INPUT MATERIAL.
****
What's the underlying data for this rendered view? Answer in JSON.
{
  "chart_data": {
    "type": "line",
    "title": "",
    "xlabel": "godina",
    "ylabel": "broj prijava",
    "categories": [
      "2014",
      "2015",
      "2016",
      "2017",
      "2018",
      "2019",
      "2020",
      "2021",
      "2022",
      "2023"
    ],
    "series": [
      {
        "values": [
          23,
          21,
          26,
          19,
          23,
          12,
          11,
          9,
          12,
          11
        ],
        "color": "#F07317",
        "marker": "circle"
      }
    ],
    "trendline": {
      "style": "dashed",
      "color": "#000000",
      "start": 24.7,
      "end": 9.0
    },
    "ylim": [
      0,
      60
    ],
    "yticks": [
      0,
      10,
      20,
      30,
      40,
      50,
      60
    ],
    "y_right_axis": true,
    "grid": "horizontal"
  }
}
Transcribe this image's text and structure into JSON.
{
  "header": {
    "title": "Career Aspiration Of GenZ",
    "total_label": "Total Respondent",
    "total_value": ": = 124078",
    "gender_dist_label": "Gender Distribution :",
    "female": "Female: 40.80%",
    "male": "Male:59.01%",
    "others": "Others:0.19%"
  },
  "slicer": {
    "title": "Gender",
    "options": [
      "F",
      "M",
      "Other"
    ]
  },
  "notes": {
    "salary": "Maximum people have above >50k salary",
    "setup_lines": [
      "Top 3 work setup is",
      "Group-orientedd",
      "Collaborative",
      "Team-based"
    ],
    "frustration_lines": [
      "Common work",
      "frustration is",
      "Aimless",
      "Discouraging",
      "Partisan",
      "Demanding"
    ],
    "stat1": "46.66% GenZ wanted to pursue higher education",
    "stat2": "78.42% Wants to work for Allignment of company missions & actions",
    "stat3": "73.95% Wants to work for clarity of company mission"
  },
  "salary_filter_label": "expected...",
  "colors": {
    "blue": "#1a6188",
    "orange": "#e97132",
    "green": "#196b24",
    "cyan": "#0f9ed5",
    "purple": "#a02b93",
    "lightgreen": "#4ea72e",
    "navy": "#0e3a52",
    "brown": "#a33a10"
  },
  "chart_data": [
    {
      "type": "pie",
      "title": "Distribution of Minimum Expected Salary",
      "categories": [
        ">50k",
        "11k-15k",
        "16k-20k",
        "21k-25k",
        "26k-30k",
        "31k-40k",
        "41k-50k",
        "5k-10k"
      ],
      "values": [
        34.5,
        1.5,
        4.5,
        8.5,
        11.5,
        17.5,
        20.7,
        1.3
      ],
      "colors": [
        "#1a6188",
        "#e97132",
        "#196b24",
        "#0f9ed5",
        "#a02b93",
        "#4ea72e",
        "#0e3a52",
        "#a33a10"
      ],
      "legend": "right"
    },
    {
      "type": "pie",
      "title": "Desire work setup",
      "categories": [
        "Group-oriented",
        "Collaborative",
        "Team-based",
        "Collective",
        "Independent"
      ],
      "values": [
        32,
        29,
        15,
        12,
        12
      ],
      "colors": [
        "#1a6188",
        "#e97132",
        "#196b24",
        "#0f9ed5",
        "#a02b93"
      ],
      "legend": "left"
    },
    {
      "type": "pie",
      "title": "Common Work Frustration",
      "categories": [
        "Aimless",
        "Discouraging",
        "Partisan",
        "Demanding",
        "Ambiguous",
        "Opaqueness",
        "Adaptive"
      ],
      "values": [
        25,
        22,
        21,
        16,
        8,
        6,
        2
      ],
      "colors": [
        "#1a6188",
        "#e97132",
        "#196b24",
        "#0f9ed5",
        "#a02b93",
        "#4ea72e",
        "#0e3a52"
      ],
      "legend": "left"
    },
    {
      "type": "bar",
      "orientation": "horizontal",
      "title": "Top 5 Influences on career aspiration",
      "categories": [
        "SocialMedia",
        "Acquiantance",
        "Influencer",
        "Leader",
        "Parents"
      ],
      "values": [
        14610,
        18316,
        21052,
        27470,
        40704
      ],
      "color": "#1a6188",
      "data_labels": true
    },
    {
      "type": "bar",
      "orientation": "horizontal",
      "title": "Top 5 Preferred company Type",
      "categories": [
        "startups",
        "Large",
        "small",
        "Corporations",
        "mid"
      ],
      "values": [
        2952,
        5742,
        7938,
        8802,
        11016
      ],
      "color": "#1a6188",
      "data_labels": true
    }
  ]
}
****
WHAT TO PRODUCE. Write out every line of the material again, exactly as it reads.

TASK RESPONSE.
What's the underlying data for this rendered view? Answer in JSON.
{
  "chart_data": {
    "type": "line",
    "title": "",
    "xlabel": "godina",
    "ylabel": "broj prijava",
    "categories": [
      "2014",
      "2015",
      "2016",
      "2017",
      "2018",
      "2019",
      "2020",
      "2021",
      "2022",
      "2023"
    ],
    "series": [
      {
        "values": [
          23,
          21,
          26,
          19,
          23,
          12,
          11,
          9,
          12,
          11
        ],
        "color": "#F07317",
        "marker": "circle"
      }
    ],
    "trendline": {
      "style": "dashed",
      "color": "#000000",
      "start": 24.7,
      "end": 9.0
    },
    "ylim": [
      0,
      60
    ],
    "yticks": [
      0,
      10,
      20,
      30,
      40,
      50,
      60
    ],
    "y_right_axis": true,
    "grid": "horizontal"
  }
}
Transcribe this image's text and structure into JSON.
{
  "header": {
    "title": "Career Aspiration Of GenZ",
    "total_label": "Total Respondent",
    "total_value": ": = 124078",
    "gender_dist_label": "Gender Distribution :",
    "female": "Female: 40.80%",
    "male": "Male:59.01%",
    "others": "Others:0.19%"
  },
  "slicer": {
    "title": "Gender",
    "options": [
      "F",
      "M",
      "Other"
    ]
  },
  "notes": {
    "salary": "Maximum people have above >50k salary",
    "setup_lines": [
      "Top 3 work setup is",
      "Group-orientedd",
      "Collaborative",
      "Team-based"
    ],
    "frustration_lines": [
      "Common work",
      "frustration is",
      "Aimless",
      "Discouraging",
      "Partisan",
      "Demanding"
    ],
    "stat1": "46.66% GenZ wanted to pursue higher education",
    "stat2": "78.42% Wants to work for Allignment of company missions & actions",
    "stat3": "73.95% Wants to work for clarity of company mission"
  },
  "salary_filter_label": "expected...",
  "colors": {
    "blue": "#1a6188",
    "orange": "#e97132",
    "green": "#196b24",
    "cyan": "#0f9ed5",
    "purple": "#a02b93",
    "lightgreen": "#4ea72e",
    "navy": "#0e3a52",
    "brown": "#a33a10"
  },
  "chart_data": [
    {
      "type": "pie",
      "title": "Distribution of Minimum Expected Salary",
      "categories": [
        ">50k",
        "11k-15k",
        "16k-20k",
        "21k-25k",
        "26k-30k",
        "31k-40k",
        "41k-50k",
        "5k-10k"
      ],
      "values": [
        34.5,
        1.5,
        4.5,
        8.5,
        11.5,
        17.5,
        20.7,
        1.3
      ],
      "colors": [
        "#1a6188",
        "#e97132",
        "#196b24",
        "#0f9ed5",
        "#a02b93",
        "#4ea72e",
        "#0e3a52",
        "#a33a10"
      ],
      "legend": "right"
    },
    {
      "type": "pie",
      "title": "Desire work setup",
      "categories": [
        "Group-oriented",
        "Collaborative",
        "Team-based",
        "Collective",
        "Independent"
      ],
      "values": [
        32,
        29,
        15,
        12,
        12
      ],
      "colors": [
        "#1a6188",
        "#e97132",
        "#196b24",
        "#0f9ed5",
        "#a02b93"
      ],
      "legend": "left"
    },
    {
      "type": "pie",
      "title": "Common Work Frustration",
      "categories": [
        "Aimless",
        "Discouraging",
        "Partisan",
        "Demanding",
        "Ambiguous",
        "Opaqueness",
        "Adaptive"
      ],
      "values": [
        25,
        22,
        21,
        16,
        8,
        6,
        2
      ],
      "colors": [
        "#1a6188",
        "#e97132",
        "#196b24",
        "#0f9ed5",
        "#a02b93",
        "#4ea72e",
        "#0e3a52"
      ],
      "legend": "left"
    },
    {
      "type": "bar",
      "orientation": "horizontal",
      "title": "Top 5 Influences on career aspiration",
      "categories": [
        "SocialMedia",
        "Acquiantance",
        "Influencer",
        "Leader",
        "Parents"
      ],
      "values": [
        14610,
        18316,
        21052,
        27470,
        40704
      ],
      "color": "#1a6188",
      "data_labels": true
    },
    {
      "type": "bar",
      "orientation": "horizontal",
      "title": "Top 5 Preferred company Type",
      "categories": [
        "startups",
        "Large",
        "small",
        "Corporations",
        "mid"
      ],
      "values": [
        2952,
        5742,
        7938,
        8802,
        11016
      ],
      "color": "#1a6188",
      "data_labels": true
    }
  ]
}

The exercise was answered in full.